→ Exercise task:
Count every line of these entries that holds the word "JSON", and reply with the number only.

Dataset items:
--- Start ---
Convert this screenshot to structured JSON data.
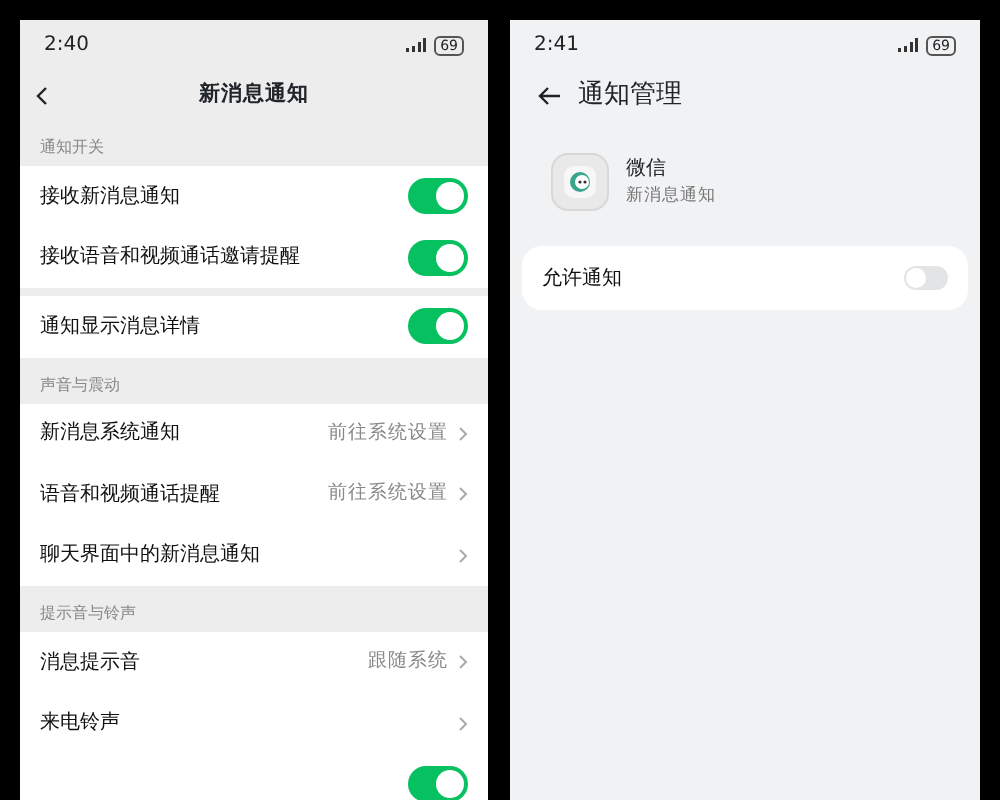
{
  "left_screen": {
    "status_bar": {
      "time": "2:40",
      "battery": "69"
    },
    "title": "新消息通知",
    "sections": [
      {
        "label": "通知开关",
        "groups": [
          [
            {
              "kind": "toggle",
              "label": "接收新消息通知",
              "on": true
            },
            {
              "kind": "toggle",
              "label": "接收语音和视频通话邀请提醒",
              "on": true
            }
          ],
          [
            {
              "kind": "toggle",
              "label": "通知显示消息详情",
              "on": true
            }
          ]
        ]
      },
      {
        "label": "声音与震动",
        "groups": [
          [
            {
              "kind": "link",
              "label": "新消息系统通知",
              "value": "前往系统设置"
            },
            {
              "kind": "link",
              "label": "语音和视频通话提醒",
              "value": "前往系统设置"
            },
            {
              "kind": "link",
              "label": "聊天界面中的新消息通知"
            }
          ]
        ]
      },
      {
        "label": "提示音与铃声",
        "groups": [
          [
            {
              "kind": "link",
              "label": "消息提示音",
              "value": "跟随系统"
            },
            {
              "kind": "link",
              "label": "来电铃声"
            },
            {
              "kind": "toggle",
              "on": true
            }
          ]
        ]
      }
    ]
  },
  "right_screen": {
    "status_bar": {
      "time": "2:41",
      "battery": "69"
    },
    "title": "通知管理",
    "app": {
      "name": "微信",
      "subtitle": "新消息通知"
    },
    "settings": [
      {
        "kind": "toggle",
        "label": "允许通知",
        "on": false
      }
    ]
  }
}
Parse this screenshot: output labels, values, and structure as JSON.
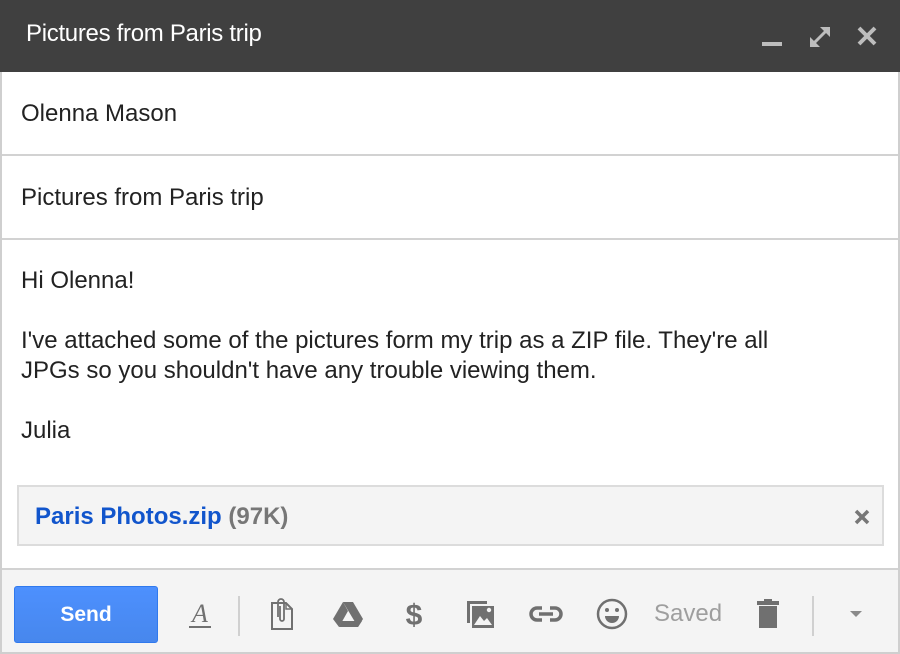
--- End ---
→ Written solution:
2